• WORK TO BE COMPLETED: Copy out the item lines exactly, from the line containing "candle-body (344, 377, 351, 387)" through the line containing "candle-body (252, 398, 259, 408)", including both of those lines.

• MATERIAL:
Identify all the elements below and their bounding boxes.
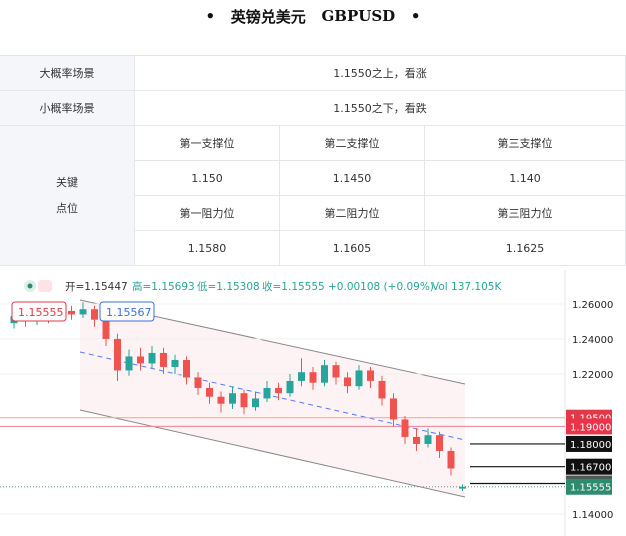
candle-body (344, 377, 351, 387)
chart: 1.140001.220001.240001.260001.195001.190… (0, 270, 613, 536)
cell: 第三支撑位 (425, 126, 626, 161)
cell: 1.1450 (280, 161, 425, 196)
cell: 第二阻力位 (280, 196, 425, 231)
candle-body (447, 450, 455, 469)
y-tick-label: 1.26000 (572, 300, 613, 311)
cell: 1.140 (425, 161, 626, 196)
cell: 第二支撑位 (280, 126, 425, 161)
candle-body (79, 309, 87, 315)
candle-body (298, 372, 305, 381)
price-tag (566, 478, 612, 495)
candle-body (252, 398, 259, 408)
ohlc-legend: 开=1.15447 (65, 281, 128, 293)
price-tag-label: 1.16700 (570, 463, 611, 474)
candle-body (367, 370, 374, 381)
candle-body (183, 359, 190, 378)
candle-body (459, 486, 466, 489)
cell: 1.1550之下，看跌 (135, 91, 626, 126)
cell: 1.1580 (135, 231, 280, 266)
candle-body (160, 352, 167, 367)
candle-body (68, 310, 75, 315)
candle-body (332, 365, 340, 378)
divider (0, 55, 626, 56)
candle-body (137, 356, 144, 364)
price-tag-label: 1.15555 (570, 483, 611, 494)
channel-fill (80, 300, 465, 497)
cell: 1.1625 (425, 231, 626, 266)
cell: 1.150 (135, 161, 280, 196)
cell: 第三阻力位 (425, 196, 626, 231)
title-bar: • 英镑兑美元 GBPUSD • (205, 7, 421, 26)
candle-body (309, 372, 317, 383)
ohlc-legend: 高=1.15693 (132, 280, 195, 293)
badge-label: 1.15567 (106, 306, 152, 319)
icon (38, 280, 52, 292)
cell-text: 关键 (56, 175, 78, 189)
candle-body (275, 387, 282, 394)
code: GBPUSD (321, 7, 396, 25)
price-tag-label: 1.19000 (570, 422, 611, 433)
candle-body (401, 419, 409, 437)
candle-body (194, 377, 202, 388)
candle-body (424, 435, 432, 444)
candle-body (378, 380, 386, 399)
cell: 1.1550之上，看涨 (135, 56, 626, 91)
candle-body (171, 359, 179, 367)
candle-body (114, 338, 121, 371)
candle-body (436, 435, 443, 451)
cell: 大概率场景 (0, 56, 135, 91)
icon (27, 283, 33, 289)
candle-body (355, 370, 363, 387)
y-tick-label: 1.24000 (572, 335, 613, 346)
candle-body (102, 319, 110, 339)
y-tick-label: 1.22000 (572, 370, 613, 381)
price-tag-label: 1.18000 (570, 440, 611, 451)
candle-body (321, 365, 328, 383)
ohlc-legend: 收=1.15555 (262, 280, 325, 293)
candle-body (148, 352, 156, 364)
cell: 小概率场景 (0, 91, 135, 126)
candle-body (286, 380, 294, 394)
candle-body (91, 309, 98, 320)
candle-body (413, 436, 420, 444)
ohlc-legend: 低=1.15308 (197, 280, 260, 293)
price-tag (566, 435, 612, 452)
channel-mid (79, 351, 466, 441)
change-legend: +0.00108 (+0.09%) (328, 281, 434, 293)
candle-body (390, 398, 397, 420)
candle-body (229, 393, 236, 404)
cell: 1.1605 (280, 231, 425, 266)
cell: 第一支撑位 (135, 126, 280, 161)
title: 英镑兑美元 (230, 7, 306, 26)
candle-body (240, 393, 248, 408)
badge (99, 301, 155, 322)
price-tag (566, 458, 612, 475)
price-tag (566, 418, 612, 435)
candle-body (206, 387, 213, 397)
channel-line (79, 409, 466, 498)
candle-body (263, 387, 271, 399)
cell: 第一阻力位 (135, 196, 280, 231)
cell-text: 点位 (56, 201, 78, 215)
candle-body (125, 356, 133, 371)
badge (11, 301, 67, 322)
volume-legend: Vol 137.105K (432, 281, 502, 293)
candle-body (217, 396, 225, 404)
key-cell: 关键 点位 (0, 126, 135, 266)
y-tick-label: 1.14000 (572, 510, 613, 521)
badge-label: 1.15555 (18, 306, 64, 319)
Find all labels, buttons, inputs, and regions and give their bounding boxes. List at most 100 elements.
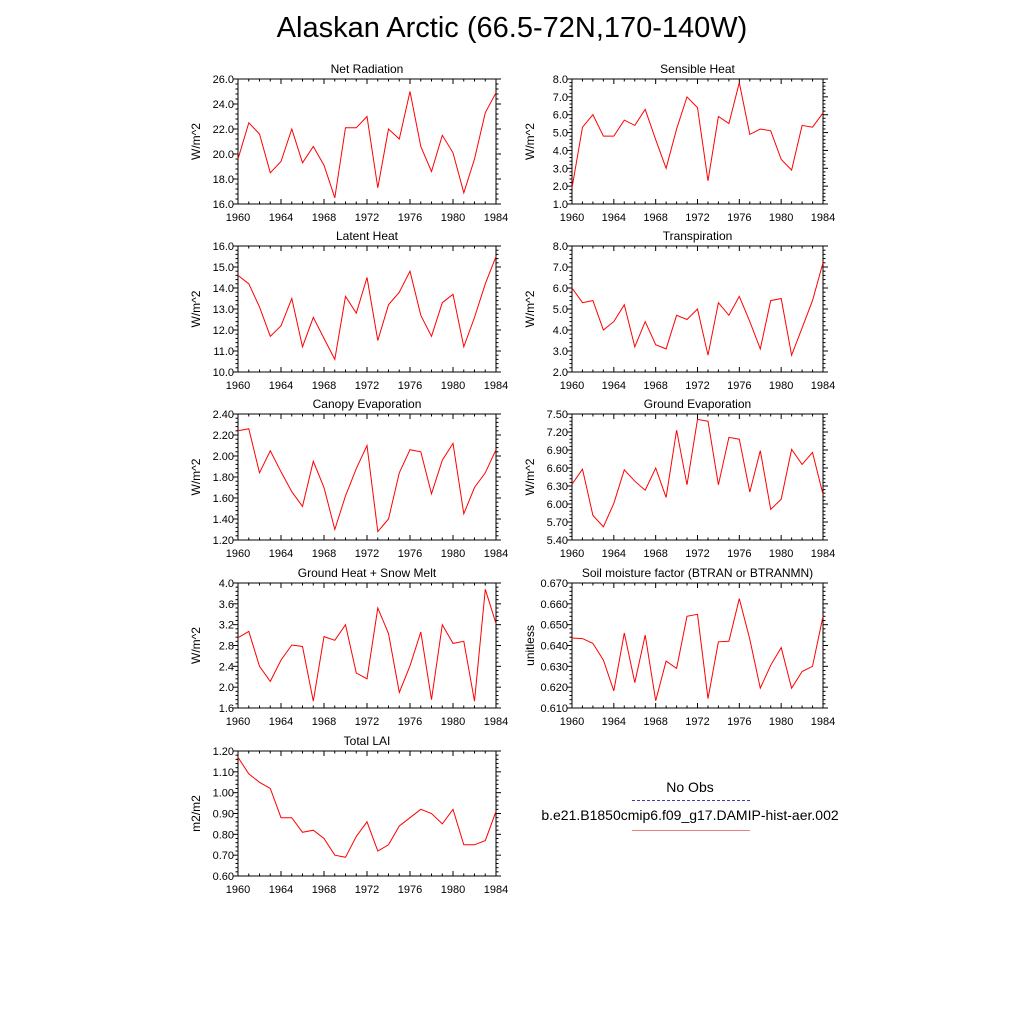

• ANSWER:
candle-body (344, 377, 351, 387)
chart: 1.140001.220001.240001.260001.195001.190… (0, 270, 613, 536)
cell: 第三支撑位 (425, 126, 626, 161)
cell: 1.1450 (280, 161, 425, 196)
cell: 第二阻力位 (280, 196, 425, 231)
candle-body (447, 450, 455, 469)
y-tick-label: 1.26000 (572, 300, 613, 311)
cell: 1.140 (425, 161, 626, 196)
cell: 第二支撑位 (280, 126, 425, 161)
candle-body (79, 309, 87, 315)
candle-body (298, 372, 305, 381)
price-tag (566, 478, 612, 495)
candle-body (252, 398, 259, 408)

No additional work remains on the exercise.